> _WORK REQUIRED_
Render every line of the records below as a Markdown table with two columns, "Row" for the line number and "Entry" for the line itself, omitting blank lines.

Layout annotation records

## START

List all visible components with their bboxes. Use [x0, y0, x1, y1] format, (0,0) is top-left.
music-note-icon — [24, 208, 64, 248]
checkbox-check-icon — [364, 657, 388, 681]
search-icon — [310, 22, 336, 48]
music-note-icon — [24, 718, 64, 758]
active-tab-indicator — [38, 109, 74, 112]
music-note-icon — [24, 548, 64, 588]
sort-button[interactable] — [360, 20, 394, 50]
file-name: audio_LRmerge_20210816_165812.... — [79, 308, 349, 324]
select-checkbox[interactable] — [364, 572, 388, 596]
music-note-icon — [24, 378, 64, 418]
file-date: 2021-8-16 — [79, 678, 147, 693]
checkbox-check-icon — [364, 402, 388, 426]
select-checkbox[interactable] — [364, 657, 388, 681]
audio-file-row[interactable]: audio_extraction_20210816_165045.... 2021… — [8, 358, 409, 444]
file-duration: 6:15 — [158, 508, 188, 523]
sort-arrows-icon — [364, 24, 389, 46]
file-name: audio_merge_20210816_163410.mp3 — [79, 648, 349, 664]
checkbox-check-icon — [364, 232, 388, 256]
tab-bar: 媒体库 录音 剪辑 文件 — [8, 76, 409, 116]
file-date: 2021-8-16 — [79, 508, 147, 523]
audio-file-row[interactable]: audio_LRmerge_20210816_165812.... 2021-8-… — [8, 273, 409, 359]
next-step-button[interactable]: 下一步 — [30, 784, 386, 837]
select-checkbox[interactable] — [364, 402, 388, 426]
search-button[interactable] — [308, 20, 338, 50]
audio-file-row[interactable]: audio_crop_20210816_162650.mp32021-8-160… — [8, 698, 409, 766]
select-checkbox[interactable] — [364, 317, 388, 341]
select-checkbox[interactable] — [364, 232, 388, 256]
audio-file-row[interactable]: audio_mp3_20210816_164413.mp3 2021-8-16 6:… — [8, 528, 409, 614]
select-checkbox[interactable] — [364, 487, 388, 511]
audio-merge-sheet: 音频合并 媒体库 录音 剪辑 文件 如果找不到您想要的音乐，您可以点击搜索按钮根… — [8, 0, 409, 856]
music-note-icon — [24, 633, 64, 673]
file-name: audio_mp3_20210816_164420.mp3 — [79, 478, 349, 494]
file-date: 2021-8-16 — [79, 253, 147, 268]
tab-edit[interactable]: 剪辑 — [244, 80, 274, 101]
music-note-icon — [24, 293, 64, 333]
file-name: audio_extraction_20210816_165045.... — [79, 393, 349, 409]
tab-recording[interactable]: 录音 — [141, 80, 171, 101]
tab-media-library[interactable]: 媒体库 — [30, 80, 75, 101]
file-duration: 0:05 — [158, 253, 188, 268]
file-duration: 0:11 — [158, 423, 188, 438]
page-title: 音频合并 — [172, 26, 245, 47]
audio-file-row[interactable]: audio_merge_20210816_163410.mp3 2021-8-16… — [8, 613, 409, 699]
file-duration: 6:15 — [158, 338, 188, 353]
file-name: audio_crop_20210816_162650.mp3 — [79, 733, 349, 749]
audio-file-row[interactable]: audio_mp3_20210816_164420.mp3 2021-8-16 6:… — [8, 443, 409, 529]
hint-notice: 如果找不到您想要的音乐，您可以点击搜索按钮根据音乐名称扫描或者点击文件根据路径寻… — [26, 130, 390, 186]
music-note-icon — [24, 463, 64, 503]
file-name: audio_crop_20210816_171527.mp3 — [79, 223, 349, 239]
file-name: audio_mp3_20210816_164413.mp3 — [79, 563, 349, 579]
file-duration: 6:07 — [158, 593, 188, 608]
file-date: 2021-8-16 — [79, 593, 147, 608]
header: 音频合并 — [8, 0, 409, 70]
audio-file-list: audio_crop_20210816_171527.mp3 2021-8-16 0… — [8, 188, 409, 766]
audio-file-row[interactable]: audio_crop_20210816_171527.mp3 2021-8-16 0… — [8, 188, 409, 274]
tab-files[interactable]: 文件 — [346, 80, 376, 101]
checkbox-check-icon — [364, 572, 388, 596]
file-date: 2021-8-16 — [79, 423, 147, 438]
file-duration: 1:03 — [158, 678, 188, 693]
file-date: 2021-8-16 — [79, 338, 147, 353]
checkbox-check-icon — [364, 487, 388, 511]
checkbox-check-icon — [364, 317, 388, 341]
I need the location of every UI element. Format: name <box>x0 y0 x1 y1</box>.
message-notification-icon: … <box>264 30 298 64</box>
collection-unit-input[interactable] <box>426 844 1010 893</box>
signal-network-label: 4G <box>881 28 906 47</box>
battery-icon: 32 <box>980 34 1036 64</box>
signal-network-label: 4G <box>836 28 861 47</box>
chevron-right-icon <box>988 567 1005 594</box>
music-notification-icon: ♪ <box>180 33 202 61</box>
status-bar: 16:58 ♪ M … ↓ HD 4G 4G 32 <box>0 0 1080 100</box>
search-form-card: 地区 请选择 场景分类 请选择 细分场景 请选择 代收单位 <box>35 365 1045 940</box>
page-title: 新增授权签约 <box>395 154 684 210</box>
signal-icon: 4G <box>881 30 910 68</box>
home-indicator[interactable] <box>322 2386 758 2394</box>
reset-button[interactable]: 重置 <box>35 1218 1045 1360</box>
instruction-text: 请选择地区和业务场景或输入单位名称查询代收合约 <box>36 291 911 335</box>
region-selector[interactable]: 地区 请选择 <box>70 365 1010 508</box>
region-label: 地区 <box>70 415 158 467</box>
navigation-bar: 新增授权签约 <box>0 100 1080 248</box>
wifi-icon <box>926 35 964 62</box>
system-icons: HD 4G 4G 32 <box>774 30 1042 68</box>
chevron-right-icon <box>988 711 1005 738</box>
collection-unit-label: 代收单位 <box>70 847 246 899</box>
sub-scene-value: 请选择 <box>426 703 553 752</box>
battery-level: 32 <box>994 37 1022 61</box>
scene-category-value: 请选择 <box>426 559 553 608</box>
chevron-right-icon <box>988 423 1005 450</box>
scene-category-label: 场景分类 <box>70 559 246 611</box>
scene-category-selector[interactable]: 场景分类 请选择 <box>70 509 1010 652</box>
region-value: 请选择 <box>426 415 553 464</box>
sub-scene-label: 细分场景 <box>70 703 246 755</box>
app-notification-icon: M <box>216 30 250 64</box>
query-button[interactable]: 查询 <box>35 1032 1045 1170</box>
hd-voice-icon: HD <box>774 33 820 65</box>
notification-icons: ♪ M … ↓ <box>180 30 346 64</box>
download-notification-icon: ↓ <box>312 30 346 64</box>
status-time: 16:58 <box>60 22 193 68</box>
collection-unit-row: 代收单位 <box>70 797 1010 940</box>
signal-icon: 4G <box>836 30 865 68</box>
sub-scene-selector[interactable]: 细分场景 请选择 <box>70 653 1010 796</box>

## END

> _EXERCISE ANSWER_
| Row | Entry |
|---|---|
| 1 | List all visible components with their bboxes. Use [x0, y0, x1, y1] format, (0,0) is top-left. |
| 2 | music-note-icon — [24, 208, 64, 248] |
| 3 | checkbox-check-icon — [364, 657, 388, 681] |
| 4 | search-icon — [310, 22, 336, 48] |
| 5 | music-note-icon — [24, 718, 64, 758] |
| 6 | active-tab-indicator — [38, 109, 74, 112] |
| 7 | music-note-icon — [24, 548, 64, 588] |
| 8 | sort-button[interactable] — [360, 20, 394, 50] |
| 9 | file-name: audio_LRmerge_20210816_165812.... — [79, 308, 349, 324] |
| 10 | select-checkbox[interactable] — [364, 572, 388, 596] |
| 11 | music-note-icon — [24, 378, 64, 418] |
| 12 | file-date: 2021-8-16 — [79, 678, 147, 693] |
| 13 | checkbox-check-icon — [364, 402, 388, 426] |
| 14 | select-checkbox[interactable] — [364, 657, 388, 681] |
| 15 | audio-file-row[interactable]: audio_extraction_20210816_165045.... 2021… — [8, 358, 409, 444] |
| 16 | file-duration: 6:15 — [158, 508, 188, 523] |
| 17 | sort-arrows-icon — [364, 24, 389, 46] |
| 18 | file-name: audio_merge_20210816_163410.mp3 — [79, 648, 349, 664] |
| 19 | checkbox-check-icon — [364, 232, 388, 256] |
| 20 | tab-bar: 媒体库 录音 剪辑 文件 — [8, 76, 409, 116] |
| 21 | file-date: 2021-8-16 — [79, 508, 147, 523] |
| 22 | audio-file-row[interactable]: audio_LRmerge_20210816_165812.... 2021-8-… — [8, 273, 409, 359] |
| 23 | next-step-button[interactable]: 下一步 — [30, 784, 386, 837] |
| 24 | select-checkbox[interactable] — [364, 402, 388, 426] |
| 25 | search-button[interactable] — [308, 20, 338, 50] |
| 26 | audio-file-row[interactable]: audio_crop_20210816_162650.mp32021-8-160… — [8, 698, 409, 766] |
| 27 | select-checkbox[interactable] — [364, 317, 388, 341] |
| 28 | select-checkbox[interactable] — [364, 232, 388, 256] |
| 29 | audio-file-row[interactable]: audio_mp3_20210816_164413.mp3 2021-8-16 6:… — [8, 528, 409, 614] |
| 30 | select-checkbox[interactable] — [364, 487, 388, 511] |
| 31 | audio-merge-sheet: 音频合并 媒体库 录音 剪辑 文件 如果找不到您想要的音乐，您可以点击搜索按钮根… — [8, 0, 409, 856] |
| 32 | music-note-icon — [24, 633, 64, 673] |
| 33 | file-name: audio_mp3_20210816_164420.mp3 — [79, 478, 349, 494] |
| 34 | file-date: 2021-8-16 — [79, 253, 147, 268] |
| 35 | tab-edit[interactable]: 剪辑 — [244, 80, 274, 101] |
| 36 | music-note-icon — [24, 293, 64, 333] |
| 37 | file-name: audio_extraction_20210816_165045.... — [79, 393, 349, 409] |
| 38 | tab-recording[interactable]: 录音 — [141, 80, 171, 101] |
| 39 | tab-media-library[interactable]: 媒体库 — [30, 80, 75, 101] |
| 40 | file-duration: 0:05 — [158, 253, 188, 268] |
| 41 | file-duration: 0:11 — [158, 423, 188, 438] |
| 42 | page-title: 音频合并 — [172, 26, 245, 47] |
| 43 | audio-file-row[interactable]: audio_merge_20210816_163410.mp3 2021-8-16… — [8, 613, 409, 699] |
| 44 | file-duration: 6:15 — [158, 338, 188, 353] |
| 45 | file-name: audio_crop_20210816_162650.mp3 — [79, 733, 349, 749] |
| 46 | audio-file-row[interactable]: audio_mp3_20210816_164420.mp3 2021-8-16 6:… — [8, 443, 409, 529] |
| 47 | hint-notice: 如果找不到您想要的音乐，您可以点击搜索按钮根据音乐名称扫描或者点击文件根据路径寻… — [26, 130, 390, 186] |
| 48 | music-note-icon — [24, 463, 64, 503] |
| 49 | file-name: audio_crop_20210816_171527.mp3 — [79, 223, 349, 239] |
| 50 | file-name: audio_mp3_20210816_164413.mp3 — [79, 563, 349, 579] |
| 51 | file-duration: 6:07 — [158, 593, 188, 608] |
| 52 | file-date: 2021-8-16 — [79, 593, 147, 608] |
| 53 | header: 音频合并 — [8, 0, 409, 70] |
| 54 | audio-file-list: audio_crop_20210816_171527.mp3 2021-8-16 0… — [8, 188, 409, 766] |
| 55 | audio-file-row[interactable]: audio_crop_20210816_171527.mp3 2021-8-16 0… — [8, 188, 409, 274] |
| 56 | tab-files[interactable]: 文件 — [346, 80, 376, 101] |
| 57 | checkbox-check-icon — [364, 572, 388, 596] |
| 58 | file-date: 2021-8-16 — [79, 423, 147, 438] |
| 59 | file-duration: 1:03 — [158, 678, 188, 693] |
| 60 | file-date: 2021-8-16 — [79, 338, 147, 353] |
| 61 | checkbox-check-icon — [364, 487, 388, 511] |
| 62 | checkbox-check-icon — [364, 317, 388, 341] |
| 63 | I need the location of every UI element. Format: name <box>x0 y0 x1 y1</box>. |
| 64 | message-notification-icon: … <box>264 30 298 64</box> |
| 65 | collection-unit-input[interactable] <box>426 844 1010 893</box> |
| 66 | signal-network-label: 4G <box>881 28 906 47</box> |
| 67 | battery-icon: 32 <box>980 34 1036 64</box> |
| 68 | signal-network-label: 4G <box>836 28 861 47</box> |
| 69 | chevron-right-icon <box>988 567 1005 594</box> |
| 70 | music-notification-icon: ♪ <box>180 33 202 61</box> |
| 71 | status-bar: 16:58 ♪ M … ↓ HD 4G 4G 32 <box>0 0 1080 100</box> |
| 72 | search-form-card: 地区 请选择 场景分类 请选择 细分场景 请选择 代收单位 <box>35 365 1045 940</box> |
| 73 | page-title: 新增授权签约 <box>395 154 684 210</box> |
| 74 | signal-icon: 4G <box>881 30 910 68</box> |
| 75 | home-indicator[interactable] <box>322 2386 758 2394</box> |
| 76 | reset-button[interactable]: 重置 <box>35 1218 1045 1360</box> |
| 77 | instruction-text: 请选择地区和业务场景或输入单位名称查询代收合约 <box>36 291 911 335</box> |
| 78 | region-selector[interactable]: 地区 请选择 <box>70 365 1010 508</box> |
| 79 | region-label: 地区 <box>70 415 158 467</box> |
| 80 | navigation-bar: 新增授权签约 <box>0 100 1080 248</box> |
| 81 | wifi-icon <box>926 35 964 62</box> |
| 82 | system-icons: HD 4G 4G 32 <box>774 30 1042 68</box> |
| 83 | chevron-right-icon <box>988 711 1005 738</box> |
| 84 | collection-unit-label: 代收单位 <box>70 847 246 899</box> |
| 85 | sub-scene-value: 请选择 <box>426 703 553 752</box> |
| 86 | battery-level: 32 <box>994 37 1022 61</box> |
| 87 | scene-category-value: 请选择 <box>426 559 553 608</box> |
| 88 | chevron-right-icon <box>988 423 1005 450</box> |
| 89 | scene-category-label: 场景分类 <box>70 559 246 611</box> |
| 90 | scene-category-selector[interactable]: 场景分类 请选择 <box>70 509 1010 652</box> |
| 91 | region-value: 请选择 <box>426 415 553 464</box> |
| 92 | sub-scene-label: 细分场景 <box>70 703 246 755</box> |
| 93 | app-notification-icon: M <box>216 30 250 64</box> |
| 94 | query-button[interactable]: 查询 <box>35 1032 1045 1170</box> |
| 95 | hd-voice-icon: HD <box>774 33 820 65</box> |
| 96 | notification-icons: ♪ M … ↓ <box>180 30 346 64</box> |
| 97 | download-notification-icon: ↓ <box>312 30 346 64</box> |
| 98 | status-time: 16:58 <box>60 22 193 68</box> |
| 99 | collection-unit-row: 代收单位 <box>70 797 1010 940</box> |
| 100 | signal-icon: 4G <box>836 30 865 68</box> |
| 101 | sub-scene-selector[interactable]: 细分场景 请选择 <box>70 653 1010 796</box> |